-------- Information shown --------

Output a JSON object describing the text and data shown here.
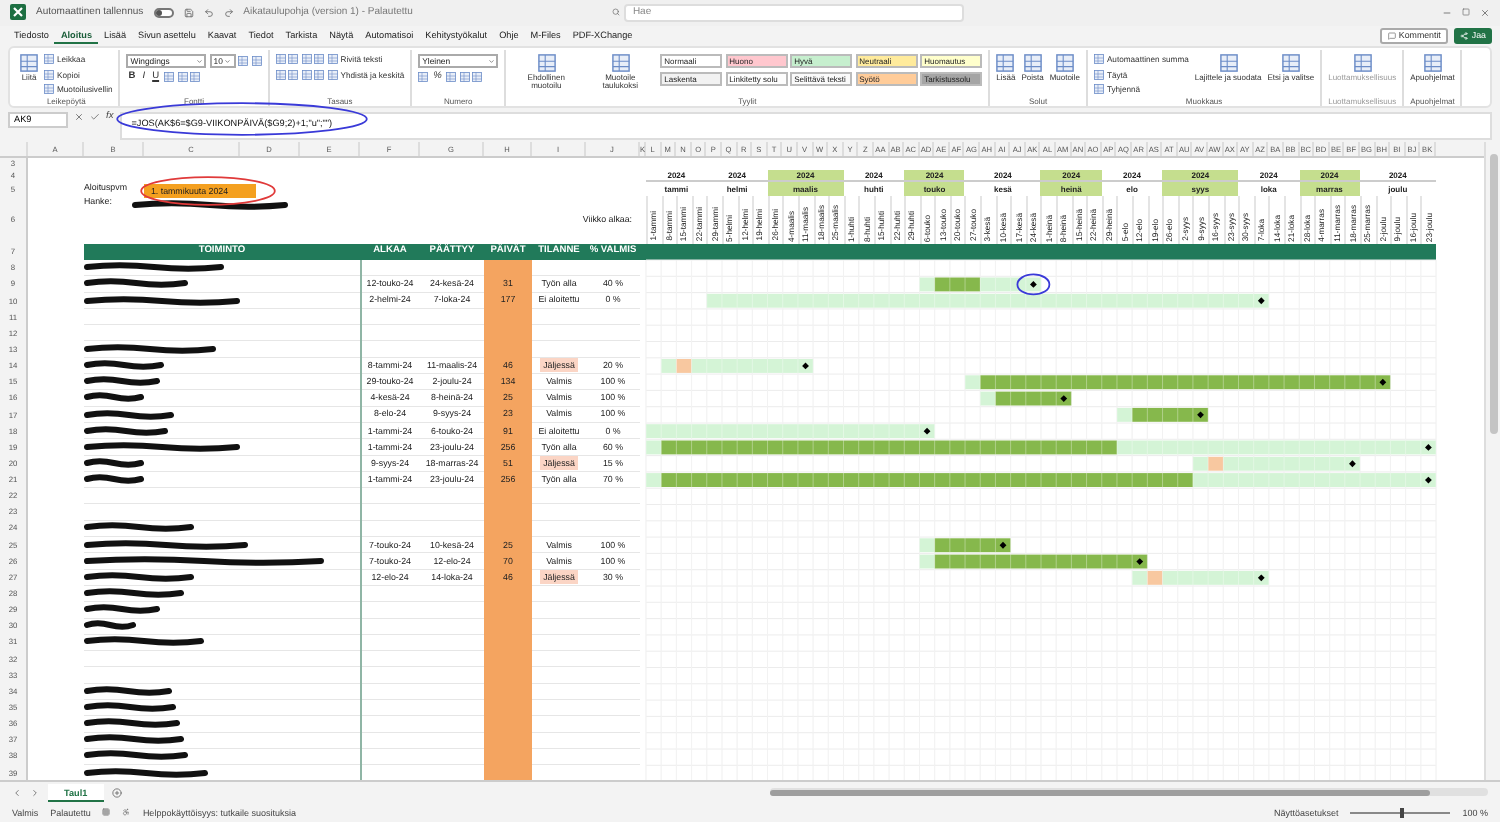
{
  "title_bar": {
    "autosave_label": "Automaattinen tallennus",
    "autosave_on": false,
    "document_title": "Aikataulupohja (version 1) - Palautettu",
    "search_placeholder": "Hae"
  },
  "menu_tabs": [
    {
      "label": "Tiedosto",
      "selected": false
    },
    {
      "label": "Aloitus",
      "selected": true
    },
    {
      "label": "Lisää",
      "selected": false
    },
    {
      "label": "Sivun asettelu",
      "selected": false
    },
    {
      "label": "Kaavat",
      "selected": false
    },
    {
      "label": "Tiedot",
      "selected": false
    },
    {
      "label": "Tarkista",
      "selected": false
    },
    {
      "label": "Näytä",
      "selected": false
    },
    {
      "label": "Automatisoi",
      "selected": false
    },
    {
      "label": "Kehitystyökalut",
      "selected": false
    },
    {
      "label": "Ohje",
      "selected": false
    },
    {
      "label": "M-Files",
      "selected": false
    },
    {
      "label": "PDF-XChange",
      "selected": false
    }
  ],
  "share_buttons": [
    {
      "label": "Kommentit",
      "kind": "outline"
    },
    {
      "label": "Jaa",
      "kind": "primary"
    }
  ],
  "ribbon": [
    {
      "label": "Leikepöytä",
      "disabled": false,
      "stacks": [
        [
          {
            "kind": "big",
            "label": "Liitä"
          }
        ],
        [
          {
            "kind": "small",
            "label": "Leikkaa"
          },
          {
            "kind": "small",
            "label": "Kopioi"
          },
          {
            "kind": "small",
            "label": "Muotoilusivellin"
          }
        ]
      ]
    },
    {
      "label": "Fontti",
      "disabled": false,
      "lines": [
        [
          {
            "kind": "combo",
            "label": "Wingdings"
          },
          {
            "kind": "combo",
            "label": "10"
          },
          {
            "kind": "icon"
          },
          {
            "kind": "icon"
          }
        ],
        [
          {
            "kind": "letter",
            "label": "B"
          },
          {
            "kind": "letter",
            "label": "I"
          },
          {
            "kind": "letter",
            "label": "U"
          },
          {
            "kind": "icon"
          },
          {
            "kind": "icon"
          },
          {
            "kind": "icon"
          }
        ]
      ]
    },
    {
      "label": "Tasaus",
      "disabled": false,
      "lines": [
        [
          {
            "kind": "icon"
          },
          {
            "kind": "icon"
          },
          {
            "kind": "icon"
          },
          {
            "kind": "icon"
          },
          {
            "kind": "small",
            "label": "Rivitä teksti"
          }
        ],
        [
          {
            "kind": "icon"
          },
          {
            "kind": "icon"
          },
          {
            "kind": "icon"
          },
          {
            "kind": "icon"
          },
          {
            "kind": "small",
            "label": "Yhdistä ja keskitä"
          }
        ]
      ]
    },
    {
      "label": "Numero",
      "disabled": false,
      "lines": [
        [
          {
            "kind": "combo",
            "label": "Yleinen"
          }
        ],
        [
          {
            "kind": "icon"
          },
          {
            "kind": "letter",
            "label": "%"
          },
          {
            "kind": "icon"
          },
          {
            "kind": "icon"
          },
          {
            "kind": "icon"
          }
        ]
      ]
    },
    {
      "label": "Tyylit",
      "disabled": false,
      "stacks": [
        [
          {
            "kind": "big",
            "label": "Ehdollinen muotoilu"
          }
        ],
        [
          {
            "kind": "big",
            "label": "Muotoile taulukoksi"
          }
        ],
        [
          {
            "kind": "styles",
            "styles": [
              {
                "label": "Normaali",
                "color": "#ffffff"
              },
              {
                "label": "Huono",
                "color": "#ffc7ce"
              },
              {
                "label": "Hyvä",
                "color": "#c6efce"
              },
              {
                "label": "Neutraali",
                "color": "#ffeb9c"
              },
              {
                "label": "Huomautus",
                "color": "#ffffcc"
              },
              {
                "label": "Laskenta",
                "color": "#f2f2f2"
              },
              {
                "label": "Linkitetty solu",
                "color": "#fdfdfd"
              },
              {
                "label": "Selittävä teksti",
                "color": "#fafafa"
              },
              {
                "label": "Syötö",
                "color": "#ffcc99"
              },
              {
                "label": "Tarkistussolu",
                "color": "#a5a5a5"
              }
            ]
          }
        ]
      ]
    },
    {
      "label": "Solut",
      "disabled": false,
      "stacks": [
        [
          {
            "kind": "big",
            "label": "Lisää"
          }
        ],
        [
          {
            "kind": "big",
            "label": "Poista"
          }
        ],
        [
          {
            "kind": "big",
            "label": "Muotoile"
          }
        ]
      ]
    },
    {
      "label": "Muokkaus",
      "disabled": false,
      "stacks": [
        [
          {
            "kind": "small",
            "label": "Automaattinen summa"
          },
          {
            "kind": "small",
            "label": "Täytä"
          },
          {
            "kind": "small",
            "label": "Tyhjennä"
          }
        ],
        [
          {
            "kind": "big",
            "label": "Lajittele ja suodata"
          }
        ],
        [
          {
            "kind": "big",
            "label": "Etsi ja valitse"
          }
        ]
      ]
    },
    {
      "label": "Luottamuksellisuus",
      "disabled": true,
      "stacks": [
        [
          {
            "kind": "big",
            "label": "Luottamuksellisuus"
          }
        ]
      ]
    },
    {
      "label": "Apuohjelmat",
      "disabled": false,
      "stacks": [
        [
          {
            "kind": "big",
            "label": "Apuohjelmat"
          }
        ]
      ]
    }
  ],
  "formula_bar": {
    "cell": "AK9",
    "function_label": "fx",
    "formula": "=JOS(AK$6=$G9-VIIKONPÄIVÄ($G9;2)+1;\"u\";\"\")",
    "circled": true
  },
  "sheet": {
    "column_letters": [
      "A",
      "B",
      "C",
      "D",
      "E",
      "F",
      "G",
      "H",
      "I",
      "J",
      "K"
    ],
    "gantt_letters": [
      "L",
      "M",
      "N",
      "O",
      "P",
      "Q",
      "R",
      "S",
      "T",
      "U",
      "V",
      "W",
      "X",
      "Y",
      "Z",
      "AA",
      "AB",
      "AC",
      "AD",
      "AE",
      "AF",
      "AG",
      "AH",
      "AI",
      "AJ",
      "AK",
      "AL",
      "AM",
      "AN",
      "AO",
      "AP",
      "AQ",
      "AR",
      "AS",
      "AT",
      "AU",
      "AV",
      "AW",
      "AX",
      "AY",
      "AZ",
      "BA",
      "BB",
      "BC",
      "BD",
      "BE",
      "BF",
      "BG",
      "BH",
      "BI",
      "BJ",
      "BK"
    ],
    "header_row_numbers": [
      "3",
      "4",
      "5",
      "6",
      "7"
    ],
    "start_label": "Aloituspvm",
    "start_value": "1. tammikuuta 2024",
    "start_circled": true,
    "project_label": "Hanke:",
    "week_label": "Viikko alkaa:"
  },
  "months": [
    {
      "year": "2024",
      "name": "tammi",
      "highlighted": false,
      "weeks": [
        "1-tammi",
        "8-tammi",
        "15-tammi",
        "22-tammi"
      ]
    },
    {
      "year": "2024",
      "name": "helmi",
      "highlighted": false,
      "weeks": [
        "29-tammi",
        "5-helmi",
        "12-helmi",
        "19-helmi"
      ]
    },
    {
      "year": "2024",
      "name": "maalis",
      "highlighted": true,
      "weeks": [
        "26-helmi",
        "4-maalis",
        "11-maalis",
        "18-maalis",
        "25-maalis"
      ]
    },
    {
      "year": "2024",
      "name": "huhti",
      "highlighted": false,
      "weeks": [
        "1-huhti",
        "8-huhti",
        "15-huhti",
        "22-huhti"
      ]
    },
    {
      "year": "2024",
      "name": "touko",
      "highlighted": true,
      "weeks": [
        "29-huhti",
        "6-touko",
        "13-touko",
        "20-touko"
      ]
    },
    {
      "year": "2024",
      "name": "kesä",
      "highlighted": false,
      "weeks": [
        "27-touko",
        "3-kesä",
        "10-kesä",
        "17-kesä",
        "24-kesä"
      ]
    },
    {
      "year": "2024",
      "name": "heinä",
      "highlighted": true,
      "weeks": [
        "1-heinä",
        "8-heinä",
        "15-heinä",
        "22-heinä"
      ]
    },
    {
      "year": "2024",
      "name": "elo",
      "highlighted": false,
      "weeks": [
        "29-heinä",
        "5-elo",
        "12-elo",
        "19-elo"
      ]
    },
    {
      "year": "2024",
      "name": "syys",
      "highlighted": true,
      "weeks": [
        "26-elo",
        "2-syys",
        "9-syys",
        "16-syys",
        "23-syys"
      ]
    },
    {
      "year": "2024",
      "name": "loka",
      "highlighted": false,
      "weeks": [
        "30-syys",
        "7-loka",
        "14-loka",
        "21-loka"
      ]
    },
    {
      "year": "2024",
      "name": "marras",
      "highlighted": true,
      "weeks": [
        "28-loka",
        "4-marras",
        "11-marras",
        "18-marras"
      ]
    },
    {
      "year": "2024",
      "name": "joulu",
      "highlighted": false,
      "weeks": [
        "25-marras",
        "2-joulu",
        "9-joulu",
        "16-joulu",
        "23-joulu"
      ]
    }
  ],
  "table": {
    "columns": [
      "TOIMINTO",
      "ALKAA",
      "PÄÄTTYY",
      "PÄIVÄT",
      "TILANNE",
      "% VALMIS"
    ],
    "rows": [
      {
        "number": "8",
        "redacted": true
      },
      {
        "number": "9",
        "redacted": true,
        "start": "12-touko-24",
        "end": "24-kesä-24",
        "days": "31",
        "status": "Työn alla",
        "kind": "in_progress",
        "percent": "40 %"
      },
      {
        "number": "10",
        "redacted": true,
        "start": "2-helmi-24",
        "end": "7-loka-24",
        "days": "177",
        "status": "Ei aloitettu",
        "kind": "not_started",
        "percent": "0 %"
      },
      {
        "number": "11",
        "redacted": false
      },
      {
        "number": "12",
        "redacted": false
      },
      {
        "number": "13",
        "redacted": true
      },
      {
        "number": "14",
        "redacted": true,
        "start": "8-tammi-24",
        "end": "11-maalis-24",
        "days": "46",
        "status": "Jäljessä",
        "kind": "late",
        "percent": "20 %"
      },
      {
        "number": "15",
        "redacted": true,
        "start": "29-touko-24",
        "end": "2-joulu-24",
        "days": "134",
        "status": "Valmis",
        "kind": "done",
        "percent": "100 %"
      },
      {
        "number": "16",
        "redacted": true,
        "start": "4-kesä-24",
        "end": "8-heinä-24",
        "days": "25",
        "status": "Valmis",
        "kind": "done",
        "percent": "100 %"
      },
      {
        "number": "17",
        "redacted": true,
        "start": "8-elo-24",
        "end": "9-syys-24",
        "days": "23",
        "status": "Valmis",
        "kind": "done",
        "percent": "100 %"
      },
      {
        "number": "18",
        "redacted": true,
        "start": "1-tammi-24",
        "end": "6-touko-24",
        "days": "91",
        "status": "Ei aloitettu",
        "kind": "not_started",
        "percent": "0 %"
      },
      {
        "number": "19",
        "redacted": true,
        "start": "1-tammi-24",
        "end": "23-joulu-24",
        "days": "256",
        "status": "Työn alla",
        "kind": "in_progress",
        "percent": "60 %"
      },
      {
        "number": "20",
        "redacted": true,
        "start": "9-syys-24",
        "end": "18-marras-24",
        "days": "51",
        "status": "Jäljessä",
        "kind": "late",
        "percent": "15 %"
      },
      {
        "number": "21",
        "redacted": true,
        "start": "1-tammi-24",
        "end": "23-joulu-24",
        "days": "256",
        "status": "Työn alla",
        "kind": "in_progress",
        "percent": "70 %"
      },
      {
        "number": "22",
        "redacted": false
      },
      {
        "number": "23",
        "redacted": false
      },
      {
        "number": "24",
        "redacted": true
      },
      {
        "number": "25",
        "redacted": true,
        "start": "7-touko-24",
        "end": "10-kesä-24",
        "days": "25",
        "status": "Valmis",
        "kind": "done",
        "percent": "100 %"
      },
      {
        "number": "26",
        "redacted": true,
        "start": "7-touko-24",
        "end": "12-elo-24",
        "days": "70",
        "status": "Valmis",
        "kind": "done",
        "percent": "100 %"
      },
      {
        "number": "27",
        "redacted": true,
        "start": "12-elo-24",
        "end": "14-loka-24",
        "days": "46",
        "status": "Jäljessä",
        "kind": "late",
        "percent": "30 %"
      },
      {
        "number": "28",
        "redacted": true
      },
      {
        "number": "29",
        "redacted": true
      },
      {
        "number": "30",
        "redacted": true
      },
      {
        "number": "31",
        "redacted": true
      },
      {
        "number": "32",
        "redacted": false
      },
      {
        "number": "33",
        "redacted": false
      },
      {
        "number": "34",
        "redacted": true
      },
      {
        "number": "35",
        "redacted": true
      },
      {
        "number": "36",
        "redacted": true
      },
      {
        "number": "37",
        "redacted": true
      },
      {
        "number": "38",
        "redacted": true
      },
      {
        "number": "39",
        "redacted": true
      }
    ]
  },
  "sheet_tabs": [
    {
      "label": "Taul1",
      "selected": true
    }
  ],
  "status_bar": {
    "left": [
      "Valmis",
      "Palautettu"
    ],
    "accessibility": "Helppokäyttöisyys: tutkaile suosituksia",
    "display": "Näyttöasetukset",
    "zoom_slider": {
      "level": 0.5
    },
    "zoom": "100 %"
  }
}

--------

Problem requirements: Search the data above for the string "Luottamuksellisuus" and copy each line that has it.

The completed task:
      "label": "Luottamuksellisuus",
            "label": "Luottamuksellisuus"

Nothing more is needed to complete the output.